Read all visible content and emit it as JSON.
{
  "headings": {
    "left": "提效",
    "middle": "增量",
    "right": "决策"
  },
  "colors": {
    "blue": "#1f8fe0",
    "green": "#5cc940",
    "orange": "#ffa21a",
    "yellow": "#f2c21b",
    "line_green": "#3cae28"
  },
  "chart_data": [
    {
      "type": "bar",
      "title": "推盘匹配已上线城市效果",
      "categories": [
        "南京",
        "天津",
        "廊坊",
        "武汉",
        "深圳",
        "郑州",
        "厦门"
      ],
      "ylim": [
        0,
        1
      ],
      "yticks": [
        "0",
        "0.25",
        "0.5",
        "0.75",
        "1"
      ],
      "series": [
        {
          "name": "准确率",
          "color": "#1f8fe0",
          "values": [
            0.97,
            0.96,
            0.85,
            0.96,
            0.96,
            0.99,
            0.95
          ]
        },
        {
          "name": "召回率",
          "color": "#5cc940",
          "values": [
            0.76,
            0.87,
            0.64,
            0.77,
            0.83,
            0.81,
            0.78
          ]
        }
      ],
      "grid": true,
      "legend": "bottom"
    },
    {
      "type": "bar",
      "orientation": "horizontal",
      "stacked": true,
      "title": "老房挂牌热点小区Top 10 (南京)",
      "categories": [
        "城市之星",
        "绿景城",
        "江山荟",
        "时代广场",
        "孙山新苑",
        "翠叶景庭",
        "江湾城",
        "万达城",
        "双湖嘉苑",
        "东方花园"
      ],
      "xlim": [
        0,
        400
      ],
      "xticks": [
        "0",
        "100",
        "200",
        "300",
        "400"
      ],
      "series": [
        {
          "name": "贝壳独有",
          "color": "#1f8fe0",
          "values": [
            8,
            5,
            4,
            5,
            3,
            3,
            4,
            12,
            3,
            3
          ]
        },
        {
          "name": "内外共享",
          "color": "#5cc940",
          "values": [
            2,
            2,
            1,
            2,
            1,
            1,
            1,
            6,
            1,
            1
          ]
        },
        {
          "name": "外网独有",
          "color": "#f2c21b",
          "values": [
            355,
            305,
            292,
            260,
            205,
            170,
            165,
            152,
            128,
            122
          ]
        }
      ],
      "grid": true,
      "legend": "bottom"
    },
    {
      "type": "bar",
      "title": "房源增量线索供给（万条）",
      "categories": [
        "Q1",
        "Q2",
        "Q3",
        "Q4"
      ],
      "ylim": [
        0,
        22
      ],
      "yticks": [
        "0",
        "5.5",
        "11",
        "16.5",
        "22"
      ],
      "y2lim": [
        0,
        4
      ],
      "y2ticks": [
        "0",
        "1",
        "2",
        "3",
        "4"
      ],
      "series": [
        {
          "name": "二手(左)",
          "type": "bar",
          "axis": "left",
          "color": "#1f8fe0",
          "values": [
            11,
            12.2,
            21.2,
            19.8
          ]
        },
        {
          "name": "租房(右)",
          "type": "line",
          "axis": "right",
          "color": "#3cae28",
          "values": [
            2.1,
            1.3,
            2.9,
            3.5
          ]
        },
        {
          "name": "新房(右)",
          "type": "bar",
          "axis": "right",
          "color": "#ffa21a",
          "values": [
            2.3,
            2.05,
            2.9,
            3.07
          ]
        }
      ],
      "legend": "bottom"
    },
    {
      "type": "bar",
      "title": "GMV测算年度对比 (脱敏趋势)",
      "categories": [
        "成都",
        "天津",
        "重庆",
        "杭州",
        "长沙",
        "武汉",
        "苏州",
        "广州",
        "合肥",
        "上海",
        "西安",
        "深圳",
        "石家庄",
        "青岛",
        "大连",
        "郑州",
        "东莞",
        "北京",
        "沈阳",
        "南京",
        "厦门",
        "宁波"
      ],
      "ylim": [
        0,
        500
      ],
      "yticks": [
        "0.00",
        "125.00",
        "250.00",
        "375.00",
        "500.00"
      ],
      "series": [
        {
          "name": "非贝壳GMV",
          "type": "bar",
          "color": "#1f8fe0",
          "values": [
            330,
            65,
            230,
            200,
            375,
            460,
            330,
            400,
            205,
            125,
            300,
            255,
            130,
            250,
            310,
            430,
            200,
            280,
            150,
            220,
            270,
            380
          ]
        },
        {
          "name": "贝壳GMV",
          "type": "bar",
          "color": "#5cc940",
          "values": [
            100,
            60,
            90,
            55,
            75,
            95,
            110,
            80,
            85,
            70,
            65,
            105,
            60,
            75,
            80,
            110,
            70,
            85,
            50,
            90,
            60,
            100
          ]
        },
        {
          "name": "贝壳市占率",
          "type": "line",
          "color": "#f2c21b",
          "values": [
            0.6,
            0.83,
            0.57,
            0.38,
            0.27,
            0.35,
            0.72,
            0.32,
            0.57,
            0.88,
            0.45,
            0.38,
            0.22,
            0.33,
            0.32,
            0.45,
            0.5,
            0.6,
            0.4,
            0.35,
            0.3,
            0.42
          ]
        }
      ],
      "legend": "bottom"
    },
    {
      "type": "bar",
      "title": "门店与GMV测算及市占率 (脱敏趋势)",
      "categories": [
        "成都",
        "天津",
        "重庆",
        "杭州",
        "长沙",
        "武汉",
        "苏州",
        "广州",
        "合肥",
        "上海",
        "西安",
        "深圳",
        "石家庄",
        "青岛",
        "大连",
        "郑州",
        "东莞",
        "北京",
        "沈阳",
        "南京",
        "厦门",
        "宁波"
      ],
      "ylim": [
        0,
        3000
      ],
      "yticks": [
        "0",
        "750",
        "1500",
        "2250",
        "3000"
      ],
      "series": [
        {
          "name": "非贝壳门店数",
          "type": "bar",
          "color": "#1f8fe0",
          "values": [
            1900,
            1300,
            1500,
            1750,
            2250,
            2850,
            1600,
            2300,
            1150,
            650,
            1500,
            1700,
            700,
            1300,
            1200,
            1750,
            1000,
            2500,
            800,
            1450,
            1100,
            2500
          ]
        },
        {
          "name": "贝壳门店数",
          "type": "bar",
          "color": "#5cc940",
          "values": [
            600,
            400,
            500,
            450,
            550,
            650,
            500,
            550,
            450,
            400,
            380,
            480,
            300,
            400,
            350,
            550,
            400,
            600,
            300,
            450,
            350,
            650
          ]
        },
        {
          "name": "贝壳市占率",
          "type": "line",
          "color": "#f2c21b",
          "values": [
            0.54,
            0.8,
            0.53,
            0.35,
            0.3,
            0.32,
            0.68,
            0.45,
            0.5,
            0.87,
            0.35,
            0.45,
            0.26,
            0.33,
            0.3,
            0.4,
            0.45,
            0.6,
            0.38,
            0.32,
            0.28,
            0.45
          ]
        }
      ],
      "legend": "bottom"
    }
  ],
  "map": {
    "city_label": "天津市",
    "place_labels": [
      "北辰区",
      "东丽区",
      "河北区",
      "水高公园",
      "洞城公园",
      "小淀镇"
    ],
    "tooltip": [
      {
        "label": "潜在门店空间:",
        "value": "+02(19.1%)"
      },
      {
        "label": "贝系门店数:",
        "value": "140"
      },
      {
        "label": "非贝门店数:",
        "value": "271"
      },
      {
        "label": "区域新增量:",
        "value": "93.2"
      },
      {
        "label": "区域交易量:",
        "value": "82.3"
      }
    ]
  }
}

# EXERCISE BRIEF
Your answer should be a single number: how many lines of the material contain the word "title".

# ANSWER IN FULL
5